═══ Stored records ═══

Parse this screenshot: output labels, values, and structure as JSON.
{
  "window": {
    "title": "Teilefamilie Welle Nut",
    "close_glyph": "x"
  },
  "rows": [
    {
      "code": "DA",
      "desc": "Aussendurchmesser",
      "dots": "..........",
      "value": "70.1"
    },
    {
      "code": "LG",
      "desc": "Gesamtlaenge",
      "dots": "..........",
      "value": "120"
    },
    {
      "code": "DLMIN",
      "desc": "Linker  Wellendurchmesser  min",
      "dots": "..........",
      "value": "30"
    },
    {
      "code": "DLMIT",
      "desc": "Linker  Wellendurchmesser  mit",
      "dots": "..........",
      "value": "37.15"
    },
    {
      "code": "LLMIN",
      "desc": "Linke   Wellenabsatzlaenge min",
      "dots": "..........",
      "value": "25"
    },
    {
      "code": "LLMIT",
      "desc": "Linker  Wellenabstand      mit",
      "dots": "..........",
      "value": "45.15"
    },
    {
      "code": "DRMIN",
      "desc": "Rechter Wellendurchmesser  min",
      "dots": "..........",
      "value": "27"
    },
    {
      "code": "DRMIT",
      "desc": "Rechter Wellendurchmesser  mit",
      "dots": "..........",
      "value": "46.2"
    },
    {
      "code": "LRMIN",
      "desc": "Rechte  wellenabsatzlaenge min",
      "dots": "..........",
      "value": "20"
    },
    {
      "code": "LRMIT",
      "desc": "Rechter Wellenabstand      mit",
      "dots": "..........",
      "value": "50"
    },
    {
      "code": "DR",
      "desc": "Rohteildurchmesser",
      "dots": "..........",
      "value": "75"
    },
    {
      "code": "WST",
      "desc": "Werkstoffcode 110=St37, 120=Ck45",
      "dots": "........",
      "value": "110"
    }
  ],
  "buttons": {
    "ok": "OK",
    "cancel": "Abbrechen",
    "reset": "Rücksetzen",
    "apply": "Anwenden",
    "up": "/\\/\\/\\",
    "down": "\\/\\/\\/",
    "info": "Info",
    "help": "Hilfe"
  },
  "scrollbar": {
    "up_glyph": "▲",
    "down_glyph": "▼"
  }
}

═══

Copy all lines from the material that hold "desc".

      "desc": "Aussendurchmesser",
      "desc": "Gesamtlaenge",
      "desc": "Linker  Wellendurchmesser  min",
      "desc": "Linker  Wellendurchmesser  mit",
      "desc": "Linke   Wellenabsatzlaenge min",
      "desc": "Linker  Wellenabstand      mit",
      "desc": "Rechter Wellendurchmesser  min",
      "desc": "Rechter Wellendurchmesser  mit",
      "desc": "Rechte  wellenabsatzlaenge min",
      "desc": "Rechter Wellenabstand      mit",
      "desc": "Rohteildurchmesser",
      "desc": "Werkstoffcode 110=St37, 120=Ck45",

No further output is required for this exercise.